• **Task statement**:
Extract from the listing each line in which the word "Grati" appears.

• **Task input**:

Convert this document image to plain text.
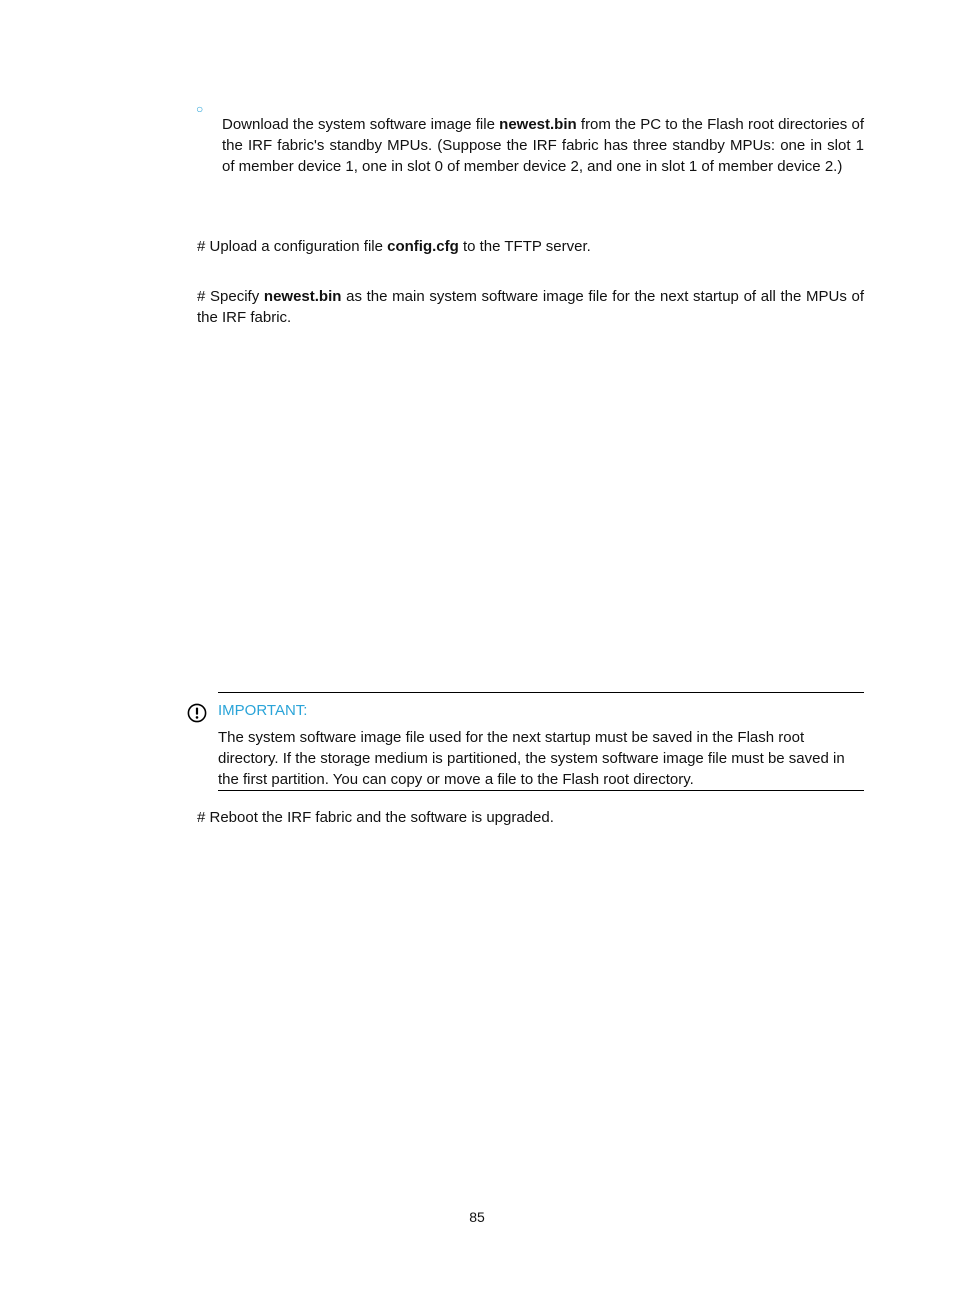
○

Download the system software image file newest.bin from the PC to the Flash root directories of the IRF fabric's standby MPUs. (Suppose the IRF fabric has three standby MPUs: one in slot 1 of member device 1, one in slot 0 of member device 2, and one in slot 1 of member device 2.)

# Upload a configuration file config.cfg to the TFTP server.

# Specify newest.bin as the main system software image file for the next startup of all the MPUs of the IRF fabric.

IMPORTANT:

The system software image file used for the next startup must be saved in the Flash root directory. If the storage medium is partitioned, the system software image file must be saved in the first partition. You can copy or move a file to the Flash root directory.

# Reboot the IRF fabric and the software is upgraded.

85
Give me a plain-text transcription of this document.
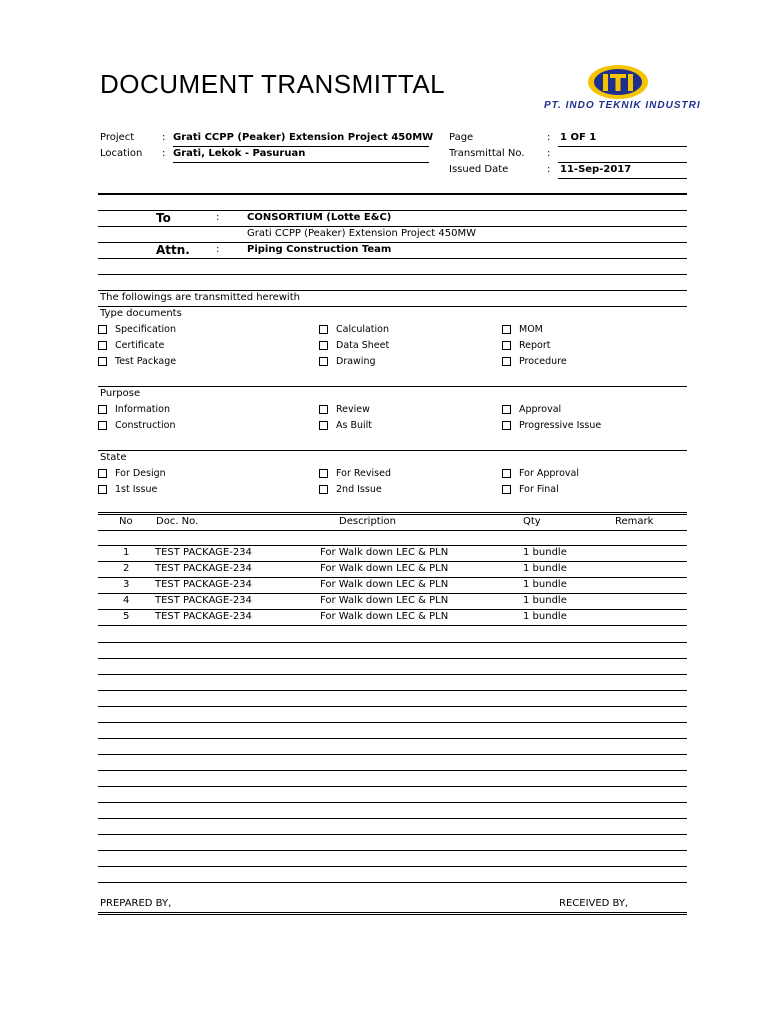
DOCUMENT TRANSMITTAL
PT. INDO TEKNIK INDUSTRI
Project	: Grati CCPP (Peaker) Extension Project 450MW
Location : Grati, Lekok - Pasuruan
Page	: 1 OF 1
Transmittal No. :
Issued Date	: 11-Sep-2017
To	:	CONSORTIUM (Lotte E&C)
Grati CCPP (Peaker) Extension Project 450MW
Attn.	:	Piping Construction Team
The followings are transmitted herewith
Type documents
Specification	Calculation	MOM
Certificate	Data Sheet	Report
Test Package	Drawing	Procedure
Purpose
Information	Review	Approval
Construction	As Built	Progressive Issue
State
For Design	For Revised	For Approval
1st Issue	2nd Issue	For Final
No Doc. No.	Description	Qty	Remark
1	TEST PACKAGE-234	For Walk down LEC & PLN	1 bundle
2	TEST PACKAGE-234	For Walk down LEC & PLN	1 bundle
3	TEST PACKAGE-234	For Walk down LEC & PLN	1 bundle
4	TEST PACKAGE-234	For Walk down LEC & PLN	1 bundle
5	TEST PACKAGE-234	For Walk down LEC & PLN	1 bundle
PREPARED BY,	RECEIVED BY,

• **Worked answer**:
Project	: Grati CCPP (Peaker) Extension Project 450MW
Location : Grati, Lekok - Pasuruan
Grati CCPP (Peaker) Extension Project 450MW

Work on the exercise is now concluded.